- **What the task asks**: Write out every line of the material exactly as it appears.

======

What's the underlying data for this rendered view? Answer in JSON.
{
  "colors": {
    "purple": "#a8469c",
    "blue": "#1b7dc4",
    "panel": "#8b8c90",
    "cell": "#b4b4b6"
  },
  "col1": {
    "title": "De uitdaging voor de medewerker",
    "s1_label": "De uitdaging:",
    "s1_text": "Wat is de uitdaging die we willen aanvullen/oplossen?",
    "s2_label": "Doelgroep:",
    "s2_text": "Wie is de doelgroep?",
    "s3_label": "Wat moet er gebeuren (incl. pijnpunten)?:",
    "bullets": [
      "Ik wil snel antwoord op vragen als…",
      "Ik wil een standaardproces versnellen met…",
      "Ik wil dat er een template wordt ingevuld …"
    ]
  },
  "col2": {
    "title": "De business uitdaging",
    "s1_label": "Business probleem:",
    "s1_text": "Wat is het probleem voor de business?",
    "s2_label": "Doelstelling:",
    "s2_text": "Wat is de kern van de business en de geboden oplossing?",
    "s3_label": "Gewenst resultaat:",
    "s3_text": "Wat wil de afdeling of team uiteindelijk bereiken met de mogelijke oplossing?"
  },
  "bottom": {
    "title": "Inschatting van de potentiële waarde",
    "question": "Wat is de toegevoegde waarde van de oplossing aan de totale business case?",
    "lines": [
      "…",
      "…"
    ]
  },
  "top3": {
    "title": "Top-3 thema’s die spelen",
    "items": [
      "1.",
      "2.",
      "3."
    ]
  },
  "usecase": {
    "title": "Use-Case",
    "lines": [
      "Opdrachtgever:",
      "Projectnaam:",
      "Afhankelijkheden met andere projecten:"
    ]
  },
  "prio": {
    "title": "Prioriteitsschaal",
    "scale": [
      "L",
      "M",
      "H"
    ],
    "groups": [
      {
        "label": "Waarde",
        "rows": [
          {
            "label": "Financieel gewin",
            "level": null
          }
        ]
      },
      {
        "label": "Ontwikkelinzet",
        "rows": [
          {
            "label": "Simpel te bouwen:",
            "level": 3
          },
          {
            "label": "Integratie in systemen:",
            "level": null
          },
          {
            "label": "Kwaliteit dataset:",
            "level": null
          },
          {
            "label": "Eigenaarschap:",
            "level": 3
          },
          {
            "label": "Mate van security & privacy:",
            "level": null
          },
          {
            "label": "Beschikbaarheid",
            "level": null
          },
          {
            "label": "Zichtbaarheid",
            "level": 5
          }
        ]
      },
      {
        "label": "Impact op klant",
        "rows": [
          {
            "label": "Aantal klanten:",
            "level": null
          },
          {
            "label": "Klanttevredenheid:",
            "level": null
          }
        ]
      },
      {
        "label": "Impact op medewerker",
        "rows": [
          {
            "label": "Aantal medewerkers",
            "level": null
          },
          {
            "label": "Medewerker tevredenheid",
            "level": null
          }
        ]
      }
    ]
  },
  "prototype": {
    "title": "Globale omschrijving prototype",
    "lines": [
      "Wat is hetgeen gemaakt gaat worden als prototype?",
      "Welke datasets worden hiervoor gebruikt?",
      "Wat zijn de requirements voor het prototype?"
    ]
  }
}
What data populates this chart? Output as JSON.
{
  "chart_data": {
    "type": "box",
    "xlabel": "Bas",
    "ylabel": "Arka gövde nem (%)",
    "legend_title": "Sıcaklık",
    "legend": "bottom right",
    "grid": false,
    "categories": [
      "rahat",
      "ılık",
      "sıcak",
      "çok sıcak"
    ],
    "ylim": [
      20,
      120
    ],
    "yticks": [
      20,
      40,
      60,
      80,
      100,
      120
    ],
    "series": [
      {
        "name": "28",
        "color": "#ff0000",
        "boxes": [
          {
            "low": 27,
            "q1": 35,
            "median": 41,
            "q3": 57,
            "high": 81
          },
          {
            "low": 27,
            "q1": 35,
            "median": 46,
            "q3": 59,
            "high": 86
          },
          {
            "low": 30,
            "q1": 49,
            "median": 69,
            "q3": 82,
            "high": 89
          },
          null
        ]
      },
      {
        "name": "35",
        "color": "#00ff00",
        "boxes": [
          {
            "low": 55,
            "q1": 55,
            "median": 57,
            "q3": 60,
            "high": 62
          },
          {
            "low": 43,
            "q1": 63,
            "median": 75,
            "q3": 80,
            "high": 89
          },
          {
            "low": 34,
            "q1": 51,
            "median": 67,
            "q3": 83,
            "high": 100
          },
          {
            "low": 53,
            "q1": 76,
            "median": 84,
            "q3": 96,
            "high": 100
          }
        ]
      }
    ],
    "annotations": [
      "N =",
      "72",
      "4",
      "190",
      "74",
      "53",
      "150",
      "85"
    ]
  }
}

======

- **Full response**:
What's the underlying data for this rendered view? Answer in JSON.
{
  "colors": {
    "purple": "#a8469c",
    "blue": "#1b7dc4",
    "panel": "#8b8c90",
    "cell": "#b4b4b6"
  },
  "col1": {
    "title": "De uitdaging voor de medewerker",
    "s1_label": "De uitdaging:",
    "s1_text": "Wat is de uitdaging die we willen aanvullen/oplossen?",
    "s2_label": "Doelgroep:",
    "s2_text": "Wie is de doelgroep?",
    "s3_label": "Wat moet er gebeuren (incl. pijnpunten)?:",
    "bullets": [
      "Ik wil snel antwoord op vragen als…",
      "Ik wil een standaardproces versnellen met…",
      "Ik wil dat er een template wordt ingevuld …"
    ]
  },
  "col2": {
    "title": "De business uitdaging",
    "s1_label": "Business probleem:",
    "s1_text": "Wat is het probleem voor de business?",
    "s2_label": "Doelstelling:",
    "s2_text": "Wat is de kern van de business en de geboden oplossing?",
    "s3_label": "Gewenst resultaat:",
    "s3_text": "Wat wil de afdeling of team uiteindelijk bereiken met de mogelijke oplossing?"
  },
  "bottom": {
    "title": "Inschatting van de potentiële waarde",
    "question": "Wat is de toegevoegde waarde van de oplossing aan de totale business case?",
    "lines": [
      "…",
      "…"
    ]
  },
  "top3": {
    "title": "Top-3 thema’s die spelen",
    "items": [
      "1.",
      "2.",
      "3."
    ]
  },
  "usecase": {
    "title": "Use-Case",
    "lines": [
      "Opdrachtgever:",
      "Projectnaam:",
      "Afhankelijkheden met andere projecten:"
    ]
  },
  "prio": {
    "title": "Prioriteitsschaal",
    "scale": [
      "L",
      "M",
      "H"
    ],
    "groups": [
      {
        "label": "Waarde",
        "rows": [
          {
            "label": "Financieel gewin",
            "level": null
          }
        ]
      },
      {
        "label": "Ontwikkelinzet",
        "rows": [
          {
            "label": "Simpel te bouwen:",
            "level": 3
          },
          {
            "label": "Integratie in systemen:",
            "level": null
          },
          {
            "label": "Kwaliteit dataset:",
            "level": null
          },
          {
            "label": "Eigenaarschap:",
            "level": 3
          },
          {
            "label": "Mate van security & privacy:",
            "level": null
          },
          {
            "label": "Beschikbaarheid",
            "level": null
          },
          {
            "label": "Zichtbaarheid",
            "level": 5
          }
        ]
      },
      {
        "label": "Impact op klant",
        "rows": [
          {
            "label": "Aantal klanten:",
            "level": null
          },
          {
            "label": "Klanttevredenheid:",
            "level": null
          }
        ]
      },
      {
        "label": "Impact op medewerker",
        "rows": [
          {
            "label": "Aantal medewerkers",
            "level": null
          },
          {
            "label": "Medewerker tevredenheid",
            "level": null
          }
        ]
      }
    ]
  },
  "prototype": {
    "title": "Globale omschrijving prototype",
    "lines": [
      "Wat is hetgeen gemaakt gaat worden als prototype?",
      "Welke datasets worden hiervoor gebruikt?",
      "Wat zijn de requirements voor het prototype?"
    ]
  }
}
What data populates this chart? Output as JSON.
{
  "chart_data": {
    "type": "box",
    "xlabel": "Bas",
    "ylabel": "Arka gövde nem (%)",
    "legend_title": "Sıcaklık",
    "legend": "bottom right",
    "grid": false,
    "categories": [
      "rahat",
      "ılık",
      "sıcak",
      "çok sıcak"
    ],
    "ylim": [
      20,
      120
    ],
    "yticks": [
      20,
      40,
      60,
      80,
      100,
      120
    ],
    "series": [
      {
        "name": "28",
        "color": "#ff0000",
        "boxes": [
          {
            "low": 27,
            "q1": 35,
            "median": 41,
            "q3": 57,
            "high": 81
          },
          {
            "low": 27,
            "q1": 35,
            "median": 46,
            "q3": 59,
            "high": 86
          },
          {
            "low": 30,
            "q1": 49,
            "median": 69,
            "q3": 82,
            "high": 89
          },
          null
        ]
      },
      {
        "name": "35",
        "color": "#00ff00",
        "boxes": [
          {
            "low": 55,
            "q1": 55,
            "median": 57,
            "q3": 60,
            "high": 62
          },
          {
            "low": 43,
            "q1": 63,
            "median": 75,
            "q3": 80,
            "high": 89
          },
          {
            "low": 34,
            "q1": 51,
            "median": 67,
            "q3": 83,
            "high": 100
          },
          {
            "low": 53,
            "q1": 76,
            "median": 84,
            "q3": 96,
            "high": 100
          }
        ]
      }
    ],
    "annotations": [
      "N =",
      "72",
      "4",
      "190",
      "74",
      "53",
      "150",
      "85"
    ]
  }
}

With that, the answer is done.